Saved data entries
● ● ● ● ● ● ●
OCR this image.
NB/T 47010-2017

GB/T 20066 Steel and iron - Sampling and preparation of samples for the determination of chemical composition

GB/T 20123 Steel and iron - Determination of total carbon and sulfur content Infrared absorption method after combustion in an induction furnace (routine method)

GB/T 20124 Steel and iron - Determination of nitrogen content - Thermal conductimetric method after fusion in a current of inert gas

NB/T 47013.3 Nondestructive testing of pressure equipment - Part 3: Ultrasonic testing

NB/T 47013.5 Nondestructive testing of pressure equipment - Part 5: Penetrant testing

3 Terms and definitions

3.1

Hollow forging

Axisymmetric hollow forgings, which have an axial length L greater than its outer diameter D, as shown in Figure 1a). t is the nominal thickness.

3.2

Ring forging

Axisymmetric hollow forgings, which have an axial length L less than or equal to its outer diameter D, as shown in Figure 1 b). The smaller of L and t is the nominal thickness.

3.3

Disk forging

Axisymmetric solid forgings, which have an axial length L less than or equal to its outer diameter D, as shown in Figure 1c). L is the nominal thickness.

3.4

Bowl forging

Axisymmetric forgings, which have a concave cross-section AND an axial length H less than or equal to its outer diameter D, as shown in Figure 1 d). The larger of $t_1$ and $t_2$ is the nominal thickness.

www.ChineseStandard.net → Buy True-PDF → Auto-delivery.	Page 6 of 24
● ● ● ● ● ● ●
> **Stated exercise**
Type out the material again exactly as presented.

> **Answer to the exercise**
OCR this image.
NB/T 47010-2017

GB/T 20066 Steel and iron - Sampling and preparation of samples for the determination of chemical composition

GB/T 20123 Steel and iron - Determination of total carbon and sulfur content Infrared absorption method after combustion in an induction furnace (routine method)

GB/T 20124 Steel and iron - Determination of nitrogen content - Thermal conductimetric method after fusion in a current of inert gas

NB/T 47013.3 Nondestructive testing of pressure equipment - Part 3: Ultrasonic testing

NB/T 47013.5 Nondestructive testing of pressure equipment - Part 5: Penetrant testing

3 Terms and definitions

3.1

Hollow forging

Axisymmetric hollow forgings, which have an axial length L greater than its outer diameter D, as shown in Figure 1a). t is the nominal thickness.

3.2

Ring forging

Axisymmetric hollow forgings, which have an axial length L less than or equal to its outer diameter D, as shown in Figure 1 b). The smaller of L and t is the nominal thickness.

3.3

Disk forging

Axisymmetric solid forgings, which have an axial length L less than or equal to its outer diameter D, as shown in Figure 1c). L is the nominal thickness.

3.4

Bowl forging

Axisymmetric forgings, which have a concave cross-section AND an axial length H less than or equal to its outer diameter D, as shown in Figure 1 d). The larger of $t_1$ and $t_2$ is the nominal thickness.

www.ChineseStandard.net → Buy True-PDF → Auto-delivery.	Page 6 of 24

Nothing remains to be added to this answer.